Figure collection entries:
--- Begin ---

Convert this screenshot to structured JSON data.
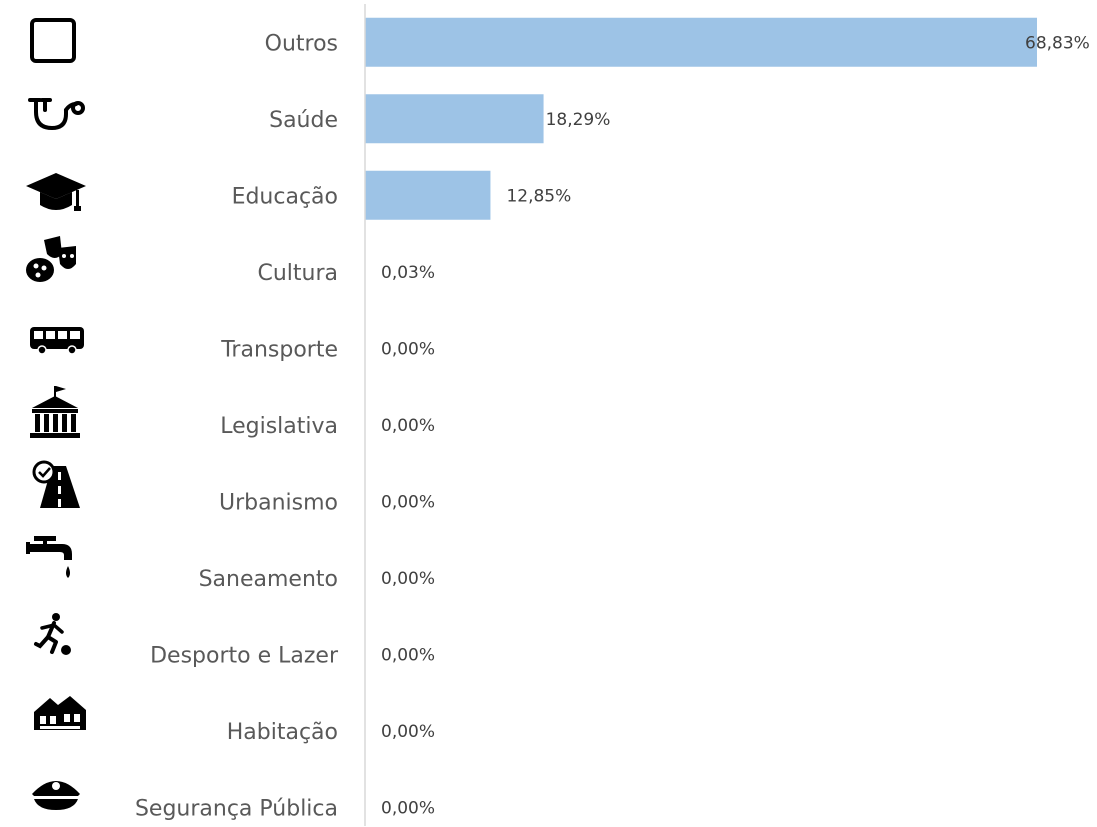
{
  "chart_data": {
    "type": "bar",
    "orientation": "horizontal",
    "categories": [
      "Outros",
      "Saúde",
      "Educação",
      "Cultura",
      "Transporte",
      "Legislativa",
      "Urbanismo",
      "Saneamento",
      "Desporto e Lazer",
      "Habitação",
      "Segurança Pública"
    ],
    "values": [
      68.83,
      18.29,
      12.85,
      0.03,
      0.0,
      0.0,
      0.0,
      0.0,
      0.0,
      0.0,
      0.0
    ],
    "value_labels": [
      "68,83%",
      "18,29%",
      "12,85%",
      "0,03%",
      "0,00%",
      "0,00%",
      "0,00%",
      "0,00%",
      "0,00%",
      "0,00%",
      "0,00%"
    ],
    "icons": [
      "square-outline-icon",
      "stethoscope-icon",
      "graduation-cap-icon",
      "theater-masks-palette-icon",
      "bus-icon",
      "government-building-icon",
      "road-checkmark-icon",
      "water-tap-icon",
      "running-soccer-icon",
      "houses-icon",
      "police-cap-icon"
    ],
    "bar_color": "#9DC3E6",
    "xlim": [
      0,
      70
    ],
    "grid": false,
    "legend": "none",
    "title": "",
    "xlabel": "",
    "ylabel": ""
  }
}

--- End ---

> _WORK TO DO_: Leave the pictures out and reproduce each record exactly as written.

> _EXPECTED ANSWER_:
Convert this screenshot to structured JSON data.
{
  "chart_data": {
    "type": "bar",
    "orientation": "horizontal",
    "categories": [
      "Outros",
      "Saúde",
      "Educação",
      "Cultura",
      "Transporte",
      "Legislativa",
      "Urbanismo",
      "Saneamento",
      "Desporto e Lazer",
      "Habitação",
      "Segurança Pública"
    ],
    "values": [
      68.83,
      18.29,
      12.85,
      0.03,
      0.0,
      0.0,
      0.0,
      0.0,
      0.0,
      0.0,
      0.0
    ],
    "value_labels": [
      "68,83%",
      "18,29%",
      "12,85%",
      "0,03%",
      "0,00%",
      "0,00%",
      "0,00%",
      "0,00%",
      "0,00%",
      "0,00%",
      "0,00%"
    ],
    "icons": [
      "square-outline-icon",
      "stethoscope-icon",
      "graduation-cap-icon",
      "theater-masks-palette-icon",
      "bus-icon",
      "government-building-icon",
      "road-checkmark-icon",
      "water-tap-icon",
      "running-soccer-icon",
      "houses-icon",
      "police-cap-icon"
    ],
    "bar_color": "#9DC3E6",
    "xlim": [
      0,
      70
    ],
    "grid": false,
    "legend": "none",
    "title": "",
    "xlabel": "",
    "ylabel": ""
  }
}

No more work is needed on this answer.